== SHORT PROBLEM ==
Below are entries. Pull out all lines containing "color".

== RECORD EXCERPTS ==
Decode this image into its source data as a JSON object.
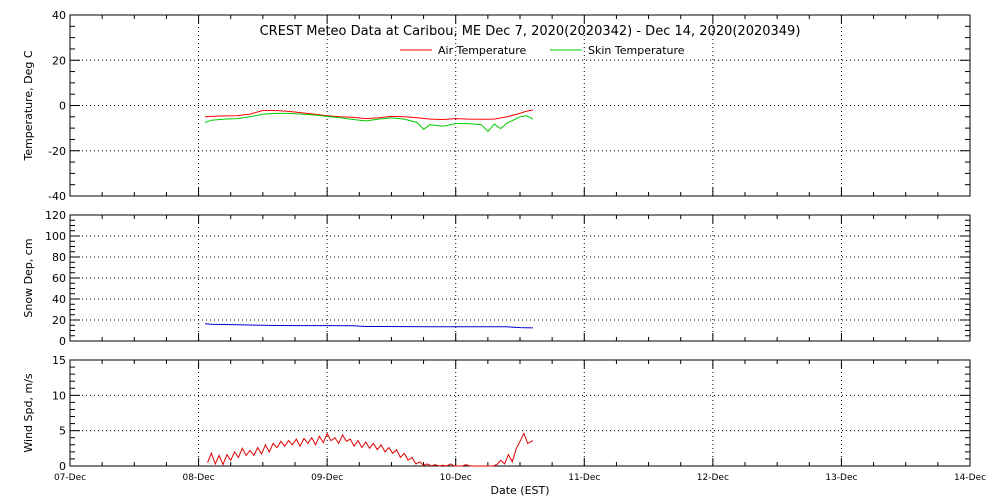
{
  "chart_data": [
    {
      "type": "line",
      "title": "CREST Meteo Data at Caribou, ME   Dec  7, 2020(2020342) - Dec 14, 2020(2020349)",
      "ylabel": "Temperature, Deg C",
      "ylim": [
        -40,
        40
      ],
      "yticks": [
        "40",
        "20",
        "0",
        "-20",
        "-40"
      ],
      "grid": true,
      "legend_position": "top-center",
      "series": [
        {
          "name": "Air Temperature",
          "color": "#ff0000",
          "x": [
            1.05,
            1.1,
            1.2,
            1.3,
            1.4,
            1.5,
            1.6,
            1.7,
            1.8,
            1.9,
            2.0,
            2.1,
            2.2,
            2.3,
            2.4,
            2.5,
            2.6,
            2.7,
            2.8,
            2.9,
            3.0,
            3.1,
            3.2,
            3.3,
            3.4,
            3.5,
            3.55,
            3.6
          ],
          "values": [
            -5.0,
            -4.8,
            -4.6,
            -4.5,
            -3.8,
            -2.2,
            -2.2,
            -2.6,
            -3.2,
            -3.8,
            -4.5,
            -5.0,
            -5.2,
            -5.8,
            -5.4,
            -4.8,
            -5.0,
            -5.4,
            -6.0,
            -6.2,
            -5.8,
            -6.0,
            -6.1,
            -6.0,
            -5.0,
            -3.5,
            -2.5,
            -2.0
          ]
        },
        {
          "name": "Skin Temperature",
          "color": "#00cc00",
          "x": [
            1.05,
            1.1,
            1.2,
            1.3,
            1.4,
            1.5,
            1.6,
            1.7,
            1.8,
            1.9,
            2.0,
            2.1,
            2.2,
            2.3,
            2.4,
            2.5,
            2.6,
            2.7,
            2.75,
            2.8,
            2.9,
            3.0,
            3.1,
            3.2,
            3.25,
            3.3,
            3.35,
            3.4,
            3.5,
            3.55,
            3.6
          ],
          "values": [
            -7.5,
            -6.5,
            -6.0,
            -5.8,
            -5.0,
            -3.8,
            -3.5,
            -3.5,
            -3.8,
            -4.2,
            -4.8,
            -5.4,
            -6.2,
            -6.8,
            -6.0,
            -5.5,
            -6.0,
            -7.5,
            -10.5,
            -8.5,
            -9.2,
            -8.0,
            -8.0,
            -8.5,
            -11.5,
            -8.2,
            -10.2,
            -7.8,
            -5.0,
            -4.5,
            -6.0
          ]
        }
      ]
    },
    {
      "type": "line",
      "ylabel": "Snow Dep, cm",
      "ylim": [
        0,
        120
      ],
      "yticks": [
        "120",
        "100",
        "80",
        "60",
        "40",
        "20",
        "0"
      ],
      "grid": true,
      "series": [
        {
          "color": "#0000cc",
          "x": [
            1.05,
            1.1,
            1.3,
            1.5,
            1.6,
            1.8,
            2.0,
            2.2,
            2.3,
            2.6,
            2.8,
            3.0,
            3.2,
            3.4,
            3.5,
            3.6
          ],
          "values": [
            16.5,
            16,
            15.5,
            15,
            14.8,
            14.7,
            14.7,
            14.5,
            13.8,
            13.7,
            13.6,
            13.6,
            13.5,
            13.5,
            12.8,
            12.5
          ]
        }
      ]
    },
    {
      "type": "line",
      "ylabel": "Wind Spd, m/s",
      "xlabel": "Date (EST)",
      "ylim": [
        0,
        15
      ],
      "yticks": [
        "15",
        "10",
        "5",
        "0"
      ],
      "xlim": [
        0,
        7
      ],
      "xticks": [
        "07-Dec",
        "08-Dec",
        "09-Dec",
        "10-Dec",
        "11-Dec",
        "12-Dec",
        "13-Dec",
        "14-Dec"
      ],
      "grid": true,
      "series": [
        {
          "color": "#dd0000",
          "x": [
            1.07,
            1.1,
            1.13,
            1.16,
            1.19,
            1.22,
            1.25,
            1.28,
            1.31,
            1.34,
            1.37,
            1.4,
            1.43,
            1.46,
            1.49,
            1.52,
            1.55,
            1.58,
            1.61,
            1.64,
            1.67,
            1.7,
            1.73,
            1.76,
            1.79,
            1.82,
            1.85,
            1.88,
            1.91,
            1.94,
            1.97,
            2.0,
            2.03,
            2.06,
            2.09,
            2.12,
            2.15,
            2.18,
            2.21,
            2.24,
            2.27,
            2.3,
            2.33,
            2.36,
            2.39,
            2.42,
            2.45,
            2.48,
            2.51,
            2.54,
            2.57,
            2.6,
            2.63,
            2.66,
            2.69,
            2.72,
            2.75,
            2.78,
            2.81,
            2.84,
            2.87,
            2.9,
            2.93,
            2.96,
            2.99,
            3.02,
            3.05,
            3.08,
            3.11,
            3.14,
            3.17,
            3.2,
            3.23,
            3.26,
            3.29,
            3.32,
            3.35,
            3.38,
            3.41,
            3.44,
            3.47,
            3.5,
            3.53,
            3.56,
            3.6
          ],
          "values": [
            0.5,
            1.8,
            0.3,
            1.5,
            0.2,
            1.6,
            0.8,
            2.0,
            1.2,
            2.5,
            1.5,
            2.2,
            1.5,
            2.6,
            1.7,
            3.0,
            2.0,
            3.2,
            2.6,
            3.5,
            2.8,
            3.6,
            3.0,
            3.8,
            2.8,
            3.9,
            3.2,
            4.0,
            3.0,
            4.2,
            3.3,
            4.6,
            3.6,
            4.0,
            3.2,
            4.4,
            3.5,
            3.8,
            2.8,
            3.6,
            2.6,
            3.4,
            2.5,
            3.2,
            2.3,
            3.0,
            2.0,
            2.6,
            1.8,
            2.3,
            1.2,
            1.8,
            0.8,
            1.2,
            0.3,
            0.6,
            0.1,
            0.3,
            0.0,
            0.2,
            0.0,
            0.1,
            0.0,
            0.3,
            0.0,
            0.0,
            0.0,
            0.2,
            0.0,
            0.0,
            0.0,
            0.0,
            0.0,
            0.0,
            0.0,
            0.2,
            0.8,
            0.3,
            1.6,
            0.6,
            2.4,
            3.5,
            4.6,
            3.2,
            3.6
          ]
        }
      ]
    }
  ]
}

== FINISHED EXERCISE ==
          "color": "#ff0000",
          "color": "#00cc00",
          "color": "#0000cc",
          "color": "#dd0000",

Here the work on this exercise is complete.